— Exercise requirements —
Using the material below, work out how many lines contain the word "apatinib". Reply with the number and nothing more.
** begin **
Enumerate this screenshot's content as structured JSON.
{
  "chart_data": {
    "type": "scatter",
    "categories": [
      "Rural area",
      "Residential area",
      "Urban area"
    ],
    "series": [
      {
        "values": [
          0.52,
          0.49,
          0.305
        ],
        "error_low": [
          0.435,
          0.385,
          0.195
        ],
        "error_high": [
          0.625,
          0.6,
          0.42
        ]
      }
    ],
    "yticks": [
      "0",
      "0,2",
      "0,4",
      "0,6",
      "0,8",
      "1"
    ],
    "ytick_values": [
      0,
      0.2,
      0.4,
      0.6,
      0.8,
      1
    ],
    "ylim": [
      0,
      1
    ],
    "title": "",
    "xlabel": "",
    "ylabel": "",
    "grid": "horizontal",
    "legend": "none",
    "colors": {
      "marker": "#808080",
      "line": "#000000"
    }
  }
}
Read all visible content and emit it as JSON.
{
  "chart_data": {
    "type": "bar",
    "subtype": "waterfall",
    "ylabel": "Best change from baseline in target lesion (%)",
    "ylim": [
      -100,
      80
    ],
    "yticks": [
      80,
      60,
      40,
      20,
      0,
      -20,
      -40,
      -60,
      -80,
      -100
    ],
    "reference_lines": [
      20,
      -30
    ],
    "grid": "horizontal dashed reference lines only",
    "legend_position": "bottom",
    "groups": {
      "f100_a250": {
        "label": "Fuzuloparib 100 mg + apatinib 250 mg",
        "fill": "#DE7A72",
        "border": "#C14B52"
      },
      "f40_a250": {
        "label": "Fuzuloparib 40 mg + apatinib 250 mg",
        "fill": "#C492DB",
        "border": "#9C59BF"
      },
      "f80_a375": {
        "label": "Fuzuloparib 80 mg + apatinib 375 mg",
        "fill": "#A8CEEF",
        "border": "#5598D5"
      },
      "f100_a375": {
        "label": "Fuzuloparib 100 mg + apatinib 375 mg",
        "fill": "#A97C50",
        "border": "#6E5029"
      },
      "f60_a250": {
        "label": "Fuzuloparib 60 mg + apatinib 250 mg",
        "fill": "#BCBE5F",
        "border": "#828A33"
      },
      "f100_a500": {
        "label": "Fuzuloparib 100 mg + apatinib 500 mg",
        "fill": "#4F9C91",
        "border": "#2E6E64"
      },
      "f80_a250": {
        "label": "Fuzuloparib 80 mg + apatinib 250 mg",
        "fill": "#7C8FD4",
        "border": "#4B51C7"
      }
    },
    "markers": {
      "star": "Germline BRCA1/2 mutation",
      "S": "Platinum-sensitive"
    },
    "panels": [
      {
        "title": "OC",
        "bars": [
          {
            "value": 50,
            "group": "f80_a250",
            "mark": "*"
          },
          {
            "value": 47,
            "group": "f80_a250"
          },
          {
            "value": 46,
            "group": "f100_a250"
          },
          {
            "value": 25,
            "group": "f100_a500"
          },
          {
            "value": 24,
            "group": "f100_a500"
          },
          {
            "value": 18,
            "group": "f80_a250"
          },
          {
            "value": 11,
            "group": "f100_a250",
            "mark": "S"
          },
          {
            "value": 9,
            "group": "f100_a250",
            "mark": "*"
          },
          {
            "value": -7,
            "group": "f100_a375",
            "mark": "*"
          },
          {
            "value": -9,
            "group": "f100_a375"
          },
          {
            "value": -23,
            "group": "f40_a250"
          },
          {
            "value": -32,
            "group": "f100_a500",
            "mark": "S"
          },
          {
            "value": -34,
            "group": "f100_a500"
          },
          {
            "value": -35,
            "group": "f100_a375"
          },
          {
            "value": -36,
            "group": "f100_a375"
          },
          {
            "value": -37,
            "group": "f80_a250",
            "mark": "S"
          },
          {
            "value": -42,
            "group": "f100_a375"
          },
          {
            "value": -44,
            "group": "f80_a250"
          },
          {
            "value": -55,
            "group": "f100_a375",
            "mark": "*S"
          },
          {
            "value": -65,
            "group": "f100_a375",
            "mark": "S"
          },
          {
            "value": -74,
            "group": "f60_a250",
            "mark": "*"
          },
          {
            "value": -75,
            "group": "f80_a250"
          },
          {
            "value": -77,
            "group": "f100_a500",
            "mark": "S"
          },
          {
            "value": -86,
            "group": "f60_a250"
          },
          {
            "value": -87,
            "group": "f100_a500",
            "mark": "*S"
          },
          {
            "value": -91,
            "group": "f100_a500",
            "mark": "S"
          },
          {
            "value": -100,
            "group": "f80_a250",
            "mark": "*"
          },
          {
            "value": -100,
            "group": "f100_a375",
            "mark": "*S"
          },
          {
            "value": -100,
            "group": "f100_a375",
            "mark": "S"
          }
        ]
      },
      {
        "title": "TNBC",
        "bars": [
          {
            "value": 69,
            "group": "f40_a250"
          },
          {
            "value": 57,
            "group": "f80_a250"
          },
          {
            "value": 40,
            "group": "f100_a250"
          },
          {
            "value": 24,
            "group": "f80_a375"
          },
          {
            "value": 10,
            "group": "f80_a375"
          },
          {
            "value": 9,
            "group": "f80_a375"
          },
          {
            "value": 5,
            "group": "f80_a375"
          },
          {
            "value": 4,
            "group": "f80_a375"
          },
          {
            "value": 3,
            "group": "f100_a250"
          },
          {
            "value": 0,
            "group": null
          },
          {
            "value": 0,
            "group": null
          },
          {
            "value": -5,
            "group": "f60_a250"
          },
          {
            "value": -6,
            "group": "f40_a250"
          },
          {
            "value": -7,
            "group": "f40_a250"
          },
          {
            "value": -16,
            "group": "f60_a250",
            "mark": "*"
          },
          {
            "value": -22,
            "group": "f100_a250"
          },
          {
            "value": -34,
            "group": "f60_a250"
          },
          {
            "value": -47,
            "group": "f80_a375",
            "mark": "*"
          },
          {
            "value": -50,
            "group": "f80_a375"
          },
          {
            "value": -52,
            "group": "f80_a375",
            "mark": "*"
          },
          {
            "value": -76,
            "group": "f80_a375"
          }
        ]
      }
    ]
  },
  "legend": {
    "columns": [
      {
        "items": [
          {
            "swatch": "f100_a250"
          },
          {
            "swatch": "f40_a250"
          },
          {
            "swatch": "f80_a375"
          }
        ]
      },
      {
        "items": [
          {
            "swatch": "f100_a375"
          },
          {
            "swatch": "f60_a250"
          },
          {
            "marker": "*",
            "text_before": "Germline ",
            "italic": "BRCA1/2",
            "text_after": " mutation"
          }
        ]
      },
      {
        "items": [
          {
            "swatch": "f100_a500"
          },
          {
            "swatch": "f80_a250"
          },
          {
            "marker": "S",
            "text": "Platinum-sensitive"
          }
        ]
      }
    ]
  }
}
** end **
— Reply to the task —
7